Transcribe the data in full and exactly, omitting any pictures.

Collected data entries
──────────────────────────────

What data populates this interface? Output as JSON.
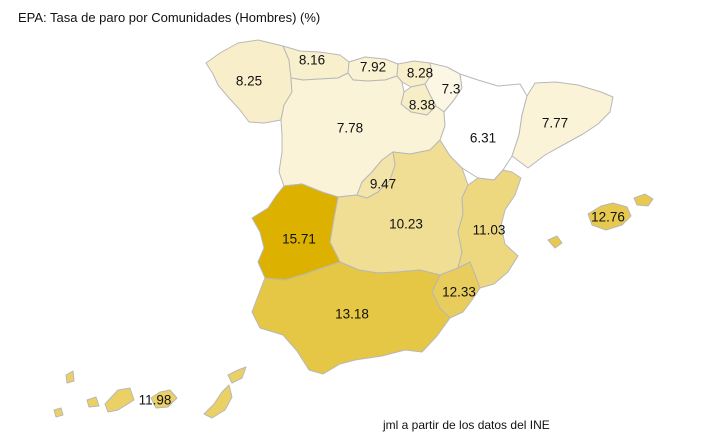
{
  "title": "EPA: Tasa de paro por Comunidades (Hombres) (%)",
  "source": "jml a partir de los datos del INE",
  "color_scale": {
    "low": "#ffffff",
    "high": "#dcb100"
  },
  "regions": [
    {
      "key": "galicia",
      "value": "8.25"
    },
    {
      "key": "asturias",
      "value": "8.16"
    },
    {
      "key": "cantabria",
      "value": "7.92"
    },
    {
      "key": "pais_vasco",
      "value": "8.28"
    },
    {
      "key": "navarra",
      "value": "7.3"
    },
    {
      "key": "la_rioja",
      "value": "8.38"
    },
    {
      "key": "aragon",
      "value": "6.31"
    },
    {
      "key": "cataluna",
      "value": "7.77"
    },
    {
      "key": "castilla_leon",
      "value": "7.78"
    },
    {
      "key": "madrid",
      "value": "9.47"
    },
    {
      "key": "castilla_la_mancha",
      "value": "10.23"
    },
    {
      "key": "valencia",
      "value": "11.03"
    },
    {
      "key": "baleares",
      "value": "12.76"
    },
    {
      "key": "extremadura",
      "value": "15.71"
    },
    {
      "key": "murcia",
      "value": "12.33"
    },
    {
      "key": "andalucia",
      "value": "13.18"
    },
    {
      "key": "canarias",
      "value": "11.98"
    }
  ]
}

──────────────────────────────

**SOLUTION TO THE PROBLEM**
What data populates this interface? Output as JSON.
{
  "title": "EPA: Tasa de paro por Comunidades (Hombres) (%)",
  "source": "jml a partir de los datos del INE",
  "color_scale": {
    "low": "#ffffff",
    "high": "#dcb100"
  },
  "regions": [
    {
      "key": "galicia",
      "value": "8.25"
    },
    {
      "key": "asturias",
      "value": "8.16"
    },
    {
      "key": "cantabria",
      "value": "7.92"
    },
    {
      "key": "pais_vasco",
      "value": "8.28"
    },
    {
      "key": "navarra",
      "value": "7.3"
    },
    {
      "key": "la_rioja",
      "value": "8.38"
    },
    {
      "key": "aragon",
      "value": "6.31"
    },
    {
      "key": "cataluna",
      "value": "7.77"
    },
    {
      "key": "castilla_leon",
      "value": "7.78"
    },
    {
      "key": "madrid",
      "value": "9.47"
    },
    {
      "key": "castilla_la_mancha",
      "value": "10.23"
    },
    {
      "key": "valencia",
      "value": "11.03"
    },
    {
      "key": "baleares",
      "value": "12.76"
    },
    {
      "key": "extremadura",
      "value": "15.71"
    },
    {
      "key": "murcia",
      "value": "12.33"
    },
    {
      "key": "andalucia",
      "value": "13.18"
    },
    {
      "key": "canarias",
      "value": "11.98"
    }
  ]
}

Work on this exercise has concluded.